## BEGIN MATERIAL PROVIDED
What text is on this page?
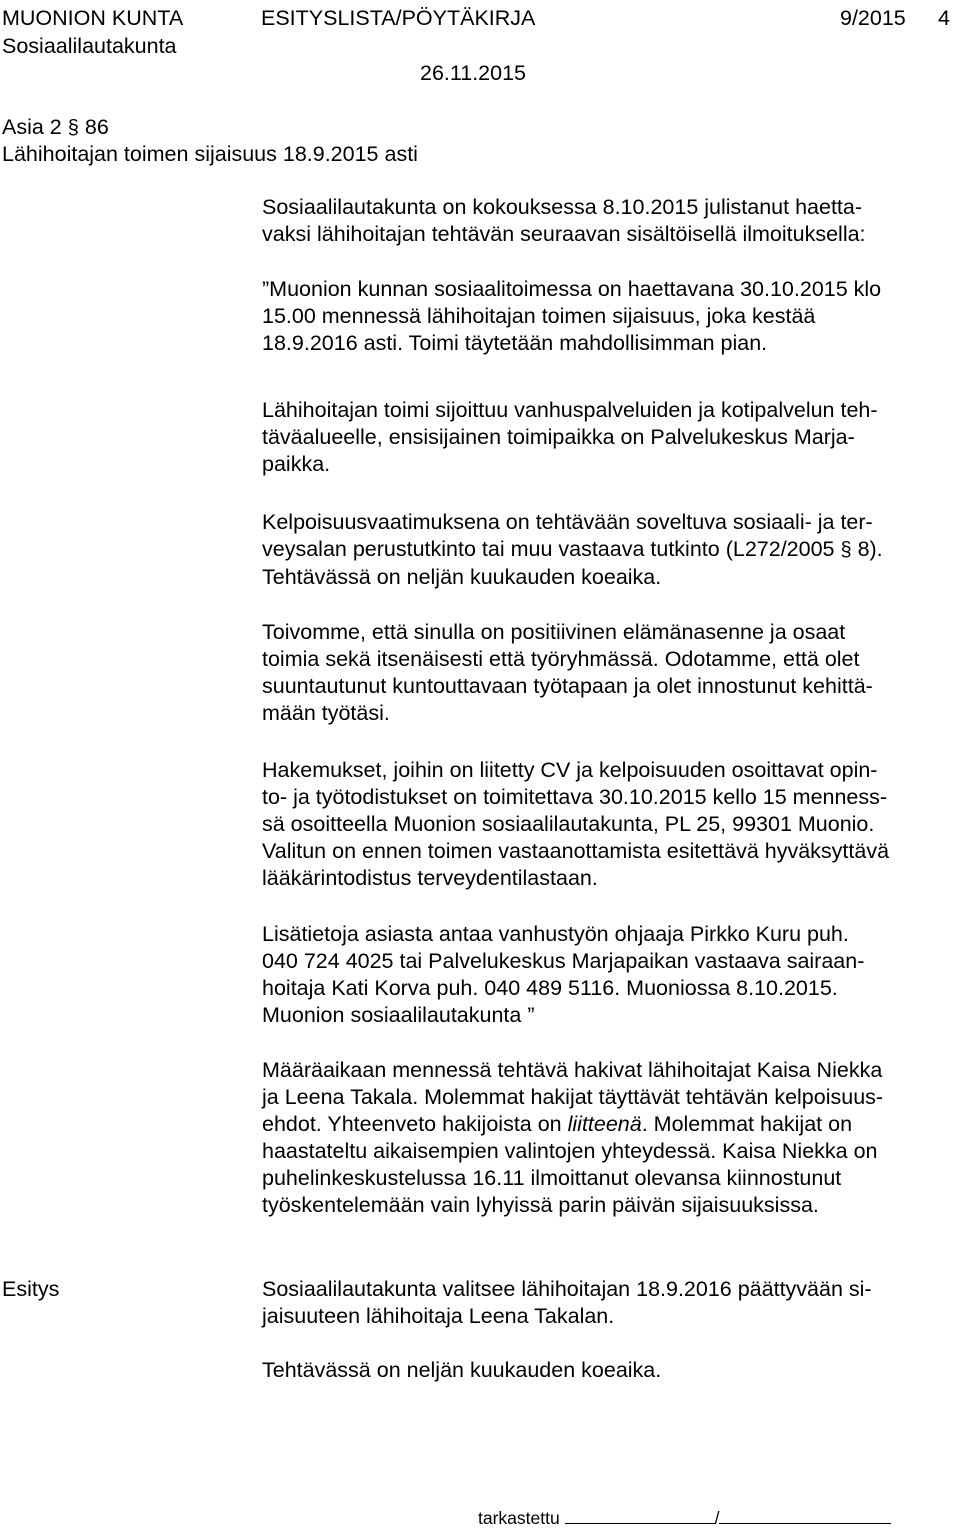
MUONION KUNTA	ESITYSLISTA/PÖYTÄKIRJA	9/2015 4
Sosiaalilautakunta
26.11.2015
Asia 2 § 86
Lähihoitajan toimen sijaisuus 18.9.2015 asti
Sosiaalilautakunta on kokouksessa 8.10.2015 julistanut haetta-
vaksi lähihoitajan tehtävän seuraavan sisältöisellä ilmoituksella:
”Muonion kunnan sosiaalitoimessa on haettavana 30.10.2015 klo
15.00 mennessä lähihoitajan toimen sijaisuus, joka kestää
18.9.2016 asti. Toimi täytetään mahdollisimman pian.
Lähihoitajan toimi sijoittuu vanhuspalveluiden ja kotipalvelun teh-
täväalueelle, ensisijainen toimipaikka on Palvelukeskus Marja-
paikka.
Kelpoisuusvaatimuksena on tehtävään soveltuva sosiaali- ja ter-
veysalan perustutkinto tai muu vastaava tutkinto (L272/2005 § 8).
Tehtävässä on neljän kuukauden koeaika.
Toivomme, että sinulla on positiivinen elämänasenne ja osaat
toimia sekä itsenäisesti että työryhmässä. Odotamme, että olet
suuntautunut kuntouttavaan työtapaan ja olet innostunut kehittä-
mään työtäsi.
Hakemukset, joihin on liitetty CV ja kelpoisuuden osoittavat opin-
to- ja työtodistukset on toimitettava 30.10.2015 kello 15 menness-
sä osoitteella Muonion sosiaalilautakunta, PL 25, 99301 Muonio.
Valitun on ennen toimen vastaanottamista esitettävä hyväksyttävä
lääkärintodistus terveydentilastaan.
Lisätietoja asiasta antaa vanhustyön ohjaaja Pirkko Kuru puh.
040 724 4025 tai Palvelukeskus Marjapaikan vastaava sairaan-
hoitaja Kati Korva puh. 040 489 5116. Muoniossa 8.10.2015.
Muonion sosiaalilautakunta ”
Määräaikaan mennessä tehtävä hakivat lähihoitajat Kaisa Niekka
ja Leena Takala. Molemmat hakijat täyttävät tehtävän kelpoisuus-
ehdot. Yhteenveto hakijoista on liitteenä. Molemmat hakijat on
haastateltu aikaisempien valintojen yhteydessä. Kaisa Niekka on
puhelinkeskustelussa 16.11 ilmoittanut olevansa kiinnostunut
työskentelemään vain lyhyissä parin päivän sijaisuuksissa.
Esitys	Sosiaalilautakunta valitsee lähihoitajan 18.9.2016 päättyvään si-
jaisuuteen lähihoitaja Leena Takalan.
Tehtävässä on neljän kuukauden koeaika.
tarkastettu	/
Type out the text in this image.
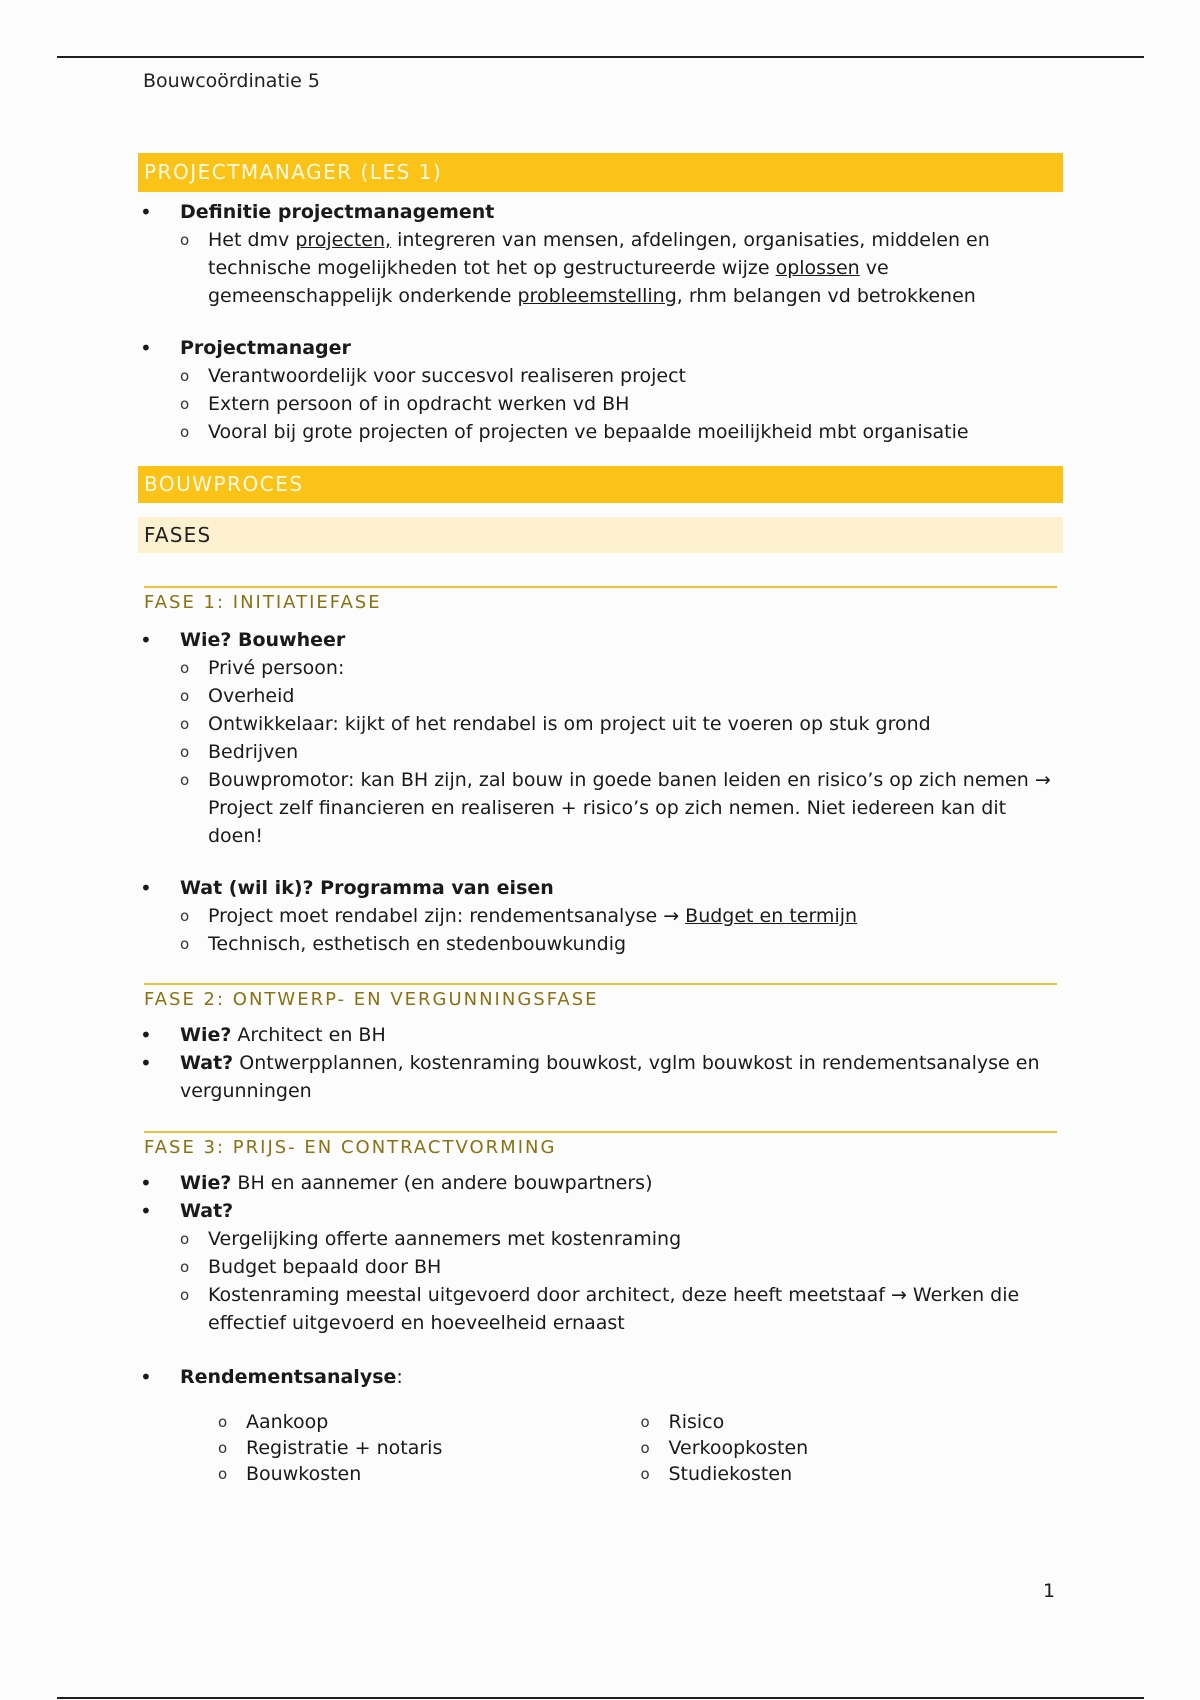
Bouwcoördinatie 5
PROJECTMANAGER (LES 1)
• Definitie projectmanagement
o Het dmv projecten, integreren van mensen, afdelingen, organisaties, middelen en technische mogelijkheden tot het op gestructureerde wijze oplossen ve gemeenschappelijk onderkende probleemstelling, rhm belangen vd betrokkenen
• Projectmanager
o Verantwoordelijk voor succesvol realiseren project
o Extern persoon of in opdracht werken vd BH
o Vooral bij grote projecten of projecten ve bepaalde moeilijkheid mbt organisatie
BOUWPROCES
FASES
FASE 1: INITIATIEFASE
• Wie? Bouwheer
o Privé persoon:
o Overheid
o Ontwikkelaar: kijkt of het rendabel is om project uit te voeren op stuk grond
o Bedrijven
o Bouwpromotor: kan BH zijn, zal bouw in goede banen leiden en risico’s op zich nemen → Project zelf financieren en realiseren + risico’s op zich nemen. Niet iedereen kan dit doen!
• Wat (wil ik)? Programma van eisen
o Project moet rendabel zijn: rendementsanalyse → Budget en termijn
o Technisch, esthetisch en stedenbouwkundig
FASE 2: ONTWERP- EN VERGUNNINGSFASE
• Wie? Architect en BH
• Wat? Ontwerpplannen, kostenraming bouwkost, vglm bouwkost in rendementsanalyse en vergunningen
FASE 3: PRIJS- EN CONTRACTVORMING
• Wie? BH en aannemer (en andere bouwpartners)
• Wat?
o Vergelijking offerte aannemers met kostenraming
o Budget bepaald door BH
o Kostenraming meestal uitgevoerd door architect, deze heeft meetstaaf → Werken die effectief uitgevoerd en hoeveelheid ernaast
• Rendementsanalyse:
o Aankoop
o Registratie + notaris
o Bouwkosten
o Risico
o Verkoopkosten
o Studiekosten
1
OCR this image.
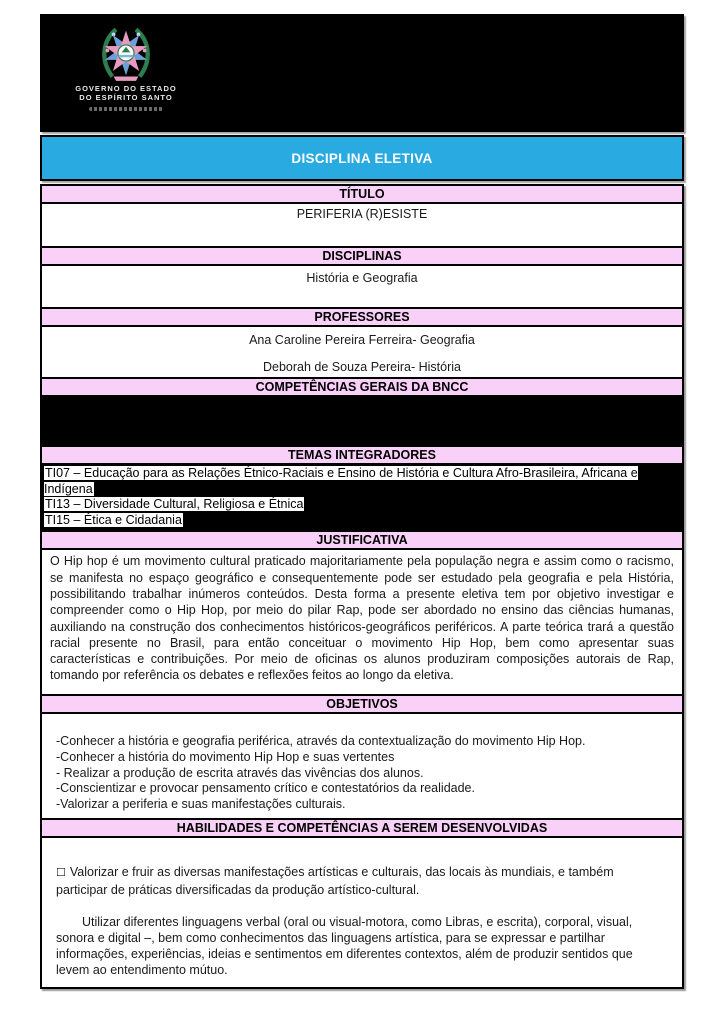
GOVERNO DO ESTADO
DO ESPÍRITO SANTO
DISCIPLINA ELETIVA
TÍTULO
PERIFERIA (R)ESISTE
DISCIPLINAS
História e Geografia
PROFESSORES

Ana Caroline Pereira Ferreira- Geografia

Deborah de Souza Pereira- História

COMPETÊNCIAS GERAIS DA BNCC
TEMAS INTEGRADORES

TI07 – Educação para as Relações Étnico-Raciais e Ensino de História e Cultura Afro-Brasileira, Africana e Indígena

TI13 – Diversidade Cultural, Religiosa e Étnica

TI15 – Ética e Cidadania

JUSTIFICATIVA
O Hip hop é um movimento cultural praticado majoritariamente pela população negra e assim como o racismo, se manifesta no espaço geográfico e consequentemente pode ser estudado pela geografia e pela História, possibilitando trabalhar inúmeros conteúdos. Desta forma a presente eletiva tem por objetivo investigar e compreender como o Hip Hop, por meio do pilar Rap, pode ser abordado no ensino das ciências humanas, auxiliando na construção dos conhecimentos históricos-geográficos periféricos. A parte teórica trará a questão racial presente no Brasil, para então conceituar o movimento Hip Hop, bem como apresentar suas características e contribuições. Por meio de oficinas os alunos produziram composições autorais de Rap, tomando por referência os debates e reflexões feitos ao longo da eletiva.
OBJETIVOS

-Conhecer a história e geografia periférica, através da contextualização do movimento Hip Hop.

-Conhecer a história do movimento Hip Hop e suas vertentes

- Realizar a produção de escrita através das vivências dos alunos.

-Conscientizar e provocar pensamento crítico e contestatórios da realidade.

-Valorizar a periferia e suas manifestações culturais.

HABILIDADES E COMPETÊNCIAS A SEREM DESENVOLVIDAS

☐ Valorizar e fruir as diversas manifestações artísticas e culturais, das locais às mundiais, e também participar de práticas diversificadas da produção artístico-cultural.

Utilizar diferentes linguagens verbal (oral ou visual-motora, como Libras, e escrita), corporal, visual, sonora e digital –, bem como conhecimentos das linguagens artística, para se expressar e partilhar informações, experiências, ideias e sentimentos em diferentes contextos, além de produzir sentidos que levem ao entendimento mútuo.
## END MATERIAL PROVIDED
#### [WORK TO COMPLETE]
Extract, from the listing above, every line where the string "Palvelukeskus" occurs.

#### [TASK ANSWER]
täväalueelle, ensisijainen toimipaikka on Palvelukeskus Marja-
040 724 4025 tai Palvelukeskus Marjapaikan vastaava sairaan-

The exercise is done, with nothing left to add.